Short task
Give a count of the lines below that have the string "colors" in them, with no other words.

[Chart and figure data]
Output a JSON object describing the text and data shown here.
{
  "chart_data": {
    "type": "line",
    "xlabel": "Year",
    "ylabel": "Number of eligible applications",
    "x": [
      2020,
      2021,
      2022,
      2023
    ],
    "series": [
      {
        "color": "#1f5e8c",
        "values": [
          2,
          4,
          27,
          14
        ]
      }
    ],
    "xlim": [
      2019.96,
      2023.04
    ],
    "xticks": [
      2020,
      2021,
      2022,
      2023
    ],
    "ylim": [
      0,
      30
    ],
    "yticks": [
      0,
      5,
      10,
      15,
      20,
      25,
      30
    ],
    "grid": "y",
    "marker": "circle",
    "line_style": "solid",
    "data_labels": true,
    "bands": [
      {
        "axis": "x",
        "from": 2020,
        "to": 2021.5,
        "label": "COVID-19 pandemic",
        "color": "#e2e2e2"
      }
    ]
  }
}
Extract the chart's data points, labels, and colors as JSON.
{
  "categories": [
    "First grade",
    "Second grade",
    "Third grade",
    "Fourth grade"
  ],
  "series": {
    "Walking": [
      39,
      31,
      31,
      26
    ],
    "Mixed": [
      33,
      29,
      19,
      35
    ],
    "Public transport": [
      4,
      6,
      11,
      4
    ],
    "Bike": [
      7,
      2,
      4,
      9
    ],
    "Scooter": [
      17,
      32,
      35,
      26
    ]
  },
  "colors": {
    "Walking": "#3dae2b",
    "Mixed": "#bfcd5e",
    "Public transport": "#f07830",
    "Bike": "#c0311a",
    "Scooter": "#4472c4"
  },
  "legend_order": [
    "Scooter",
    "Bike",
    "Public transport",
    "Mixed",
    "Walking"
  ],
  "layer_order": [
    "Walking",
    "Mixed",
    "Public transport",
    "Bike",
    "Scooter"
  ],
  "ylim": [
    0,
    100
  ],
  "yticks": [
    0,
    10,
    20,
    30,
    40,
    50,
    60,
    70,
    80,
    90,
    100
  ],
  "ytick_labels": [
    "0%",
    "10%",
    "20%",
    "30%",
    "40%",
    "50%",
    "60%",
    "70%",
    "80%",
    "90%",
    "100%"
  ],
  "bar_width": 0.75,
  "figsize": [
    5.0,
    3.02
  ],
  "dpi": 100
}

Answer to the problem
2